_YOUR OBJECTIVE:_ Without the pictures, return all of the material exactly as written.

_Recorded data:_

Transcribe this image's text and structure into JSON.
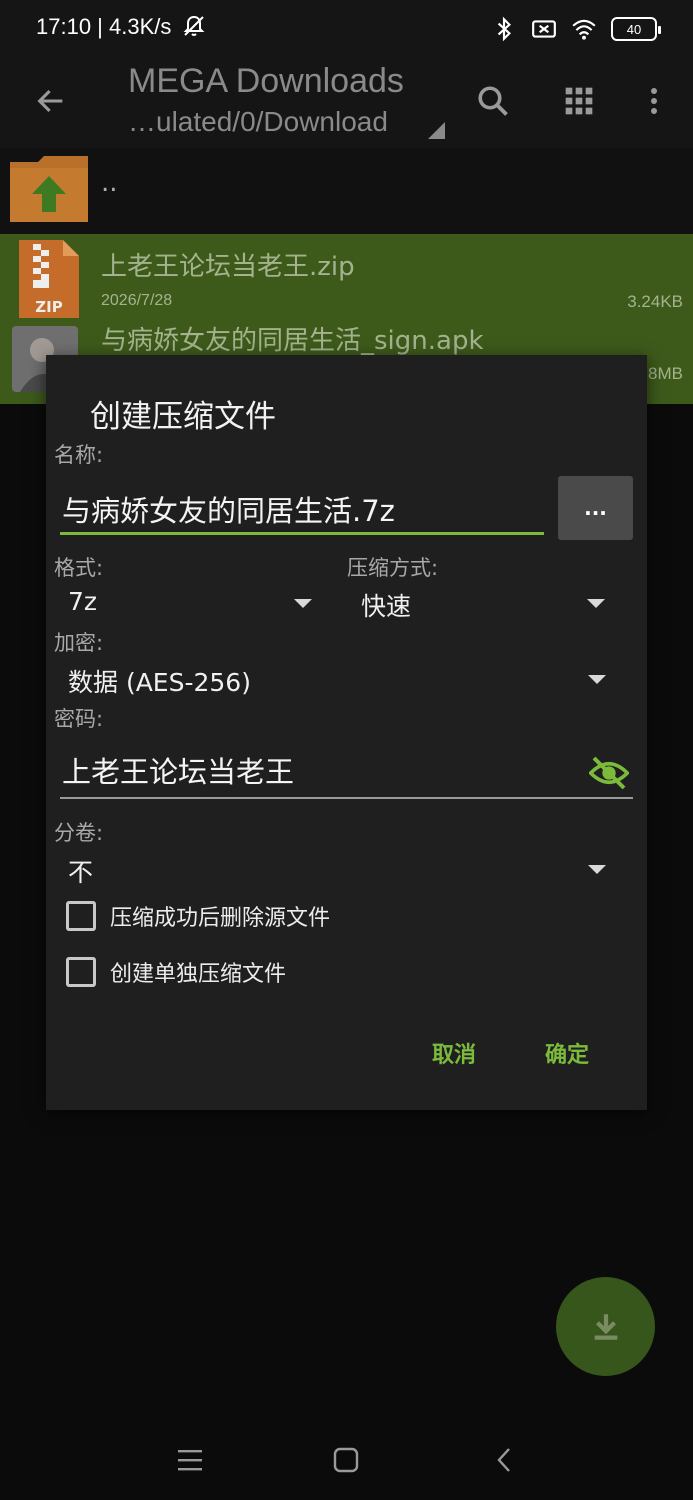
{
  "status_bar": {
    "time_speed": "17:10 | 4.3K/s",
    "battery_level": "40",
    "icons": [
      "bell-off-icon",
      "bluetooth-icon",
      "sim-off-icon",
      "wifi-icon",
      "battery-icon"
    ]
  },
  "toolbar": {
    "title": "MEGA Downloads",
    "path": "…ulated/0/Download",
    "icons": [
      "back-arrow-icon",
      "search-icon",
      "grid-view-icon",
      "more-vert-icon"
    ]
  },
  "file_list": {
    "parent_label": "..",
    "files": [
      {
        "name": "上老王论坛当老王.zip",
        "date": "2026/7/28",
        "size": "3.24KB",
        "icon": "zip-file-icon"
      },
      {
        "name": "与病娇女友的同居生活_sign.apk",
        "date": "",
        "size": "8MB",
        "icon": "apk-thumbnail-icon"
      }
    ]
  },
  "dialog": {
    "title": "创建压缩文件",
    "name_label": "名称:",
    "name_value": "与病娇女友的同居生活.7z",
    "browse_label": "...",
    "format_label": "格式:",
    "format_value": "7z",
    "method_label": "压缩方式:",
    "method_value": "快速",
    "encryption_label": "加密:",
    "encryption_value": "数据 (AES-256)",
    "password_label": "密码:",
    "password_value": "上老王论坛当老王",
    "volume_label": "分卷:",
    "volume_value": "不",
    "checkbox_delete": "压缩成功后删除源文件",
    "checkbox_separate": "创建单独压缩文件",
    "cancel_label": "取消",
    "ok_label": "确定"
  },
  "colors": {
    "accent": "#7cba3c",
    "selected_row": "#3d5a1b",
    "dialog_bg": "#1f1f1f",
    "fab": "#36561b"
  }
}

_COMPLETED EXERCISE:_
Transcribe this image's text and structure into JSON.
{
  "status_bar": {
    "time_speed": "17:10 | 4.3K/s",
    "battery_level": "40",
    "icons": [
      "bell-off-icon",
      "bluetooth-icon",
      "sim-off-icon",
      "wifi-icon",
      "battery-icon"
    ]
  },
  "toolbar": {
    "title": "MEGA Downloads",
    "path": "…ulated/0/Download",
    "icons": [
      "back-arrow-icon",
      "search-icon",
      "grid-view-icon",
      "more-vert-icon"
    ]
  },
  "file_list": {
    "parent_label": "..",
    "files": [
      {
        "name": "上老王论坛当老王.zip",
        "date": "2026/7/28",
        "size": "3.24KB",
        "icon": "zip-file-icon"
      },
      {
        "name": "与病娇女友的同居生活_sign.apk",
        "date": "",
        "size": "8MB",
        "icon": "apk-thumbnail-icon"
      }
    ]
  },
  "dialog": {
    "title": "创建压缩文件",
    "name_label": "名称:",
    "name_value": "与病娇女友的同居生活.7z",
    "browse_label": "...",
    "format_label": "格式:",
    "format_value": "7z",
    "method_label": "压缩方式:",
    "method_value": "快速",
    "encryption_label": "加密:",
    "encryption_value": "数据 (AES-256)",
    "password_label": "密码:",
    "password_value": "上老王论坛当老王",
    "volume_label": "分卷:",
    "volume_value": "不",
    "checkbox_delete": "压缩成功后删除源文件",
    "checkbox_separate": "创建单独压缩文件",
    "cancel_label": "取消",
    "ok_label": "确定"
  },
  "colors": {
    "accent": "#7cba3c",
    "selected_row": "#3d5a1b",
    "dialog_bg": "#1f1f1f",
    "fab": "#36561b"
  }
}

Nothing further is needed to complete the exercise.